--- Begin SELECTED EXTRACT ---

In this example, the initial state is re-computed every timestep. This is a somewhat different usage technique than is detailed above, but works according to the same principles - the profile is sampled at a time corresponding to the loop period to get the setpoint for the next loop iteration.

A more complete example of TrapezoidProfile usage is provided in the ElevatorTrapezoidProfile example project (Java, C++, Python):

JAVA

package edu.wpi.first.wpilibj.examples.elevatortrapezoidprofile;

import edu.wpi.first.math.controller.SimpleMotorFeedforward;
import edu.wpi.first.math.trajectory.TrapezoidProfile;
import edu.wpi.first.wpilibj.Joystick;
import edu.wpi.first.wpilibj.TimedRobot;

public class Robot extends TimedRobot {
  private static double kDt = 0.02;

  private final Joystick m_joystick = new Joystick(1);
  private final ExampleSmartMotorController m_motor = new ExampleSmartMotorController(1);
  // Note: These gains are fake, and will have to be tuned for your robot.

--- End SELECTED EXTRACT ---

▶ **ACTIONS TO TAKE**:
(1) According to the TrapezoidProfile excerpt, what is re-computed every timestep in the example?
(2) Echo the part of the TrapezoidProfile excerpt that opens with the words containing "import edu.wpi.first.math.controller.SimpleMotorFeedforward;" and closes with "for your robot.".
(3) In the TrapezoidProfile excerpt, why is the profile sampled at a time corresponding to the loop period?

--- Begin INFORMATION SUPPLIED ---

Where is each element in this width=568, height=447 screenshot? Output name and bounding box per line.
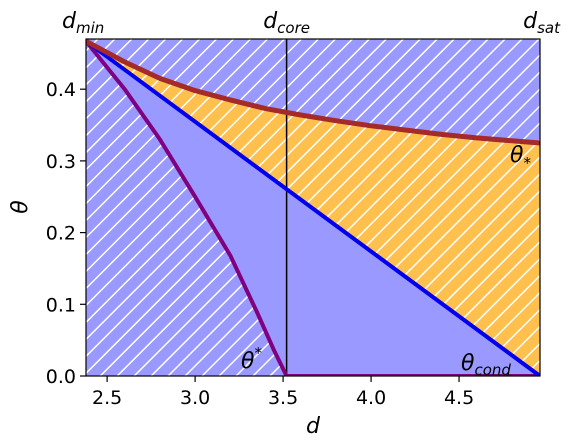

--- End INFORMATION SUPPLIED ---

▶ **ANSWERS BY TASK**:
(1) The initial state.

(2)
import edu.wpi.first.math.controller.SimpleMotorFeedforward;
import edu.wpi.first.math.trajectory.TrapezoidProfile;
import edu.wpi.first.wpilibj.Joystick;
import edu.wpi.first.wpilibj.TimedRobot;

public class Robot extends TimedRobot {
  private static double kDt = 0.02;

  private final Joystick m_joystick = new Joystick(1);
  private final ExampleSmartMotorController m_motor = new ExampleSmartMotorController(1);
  // Note: These gains are fake, and will have to be tuned for your robot.

(3) Sampling the profile at that time gives the setpoint for the next loop iteration.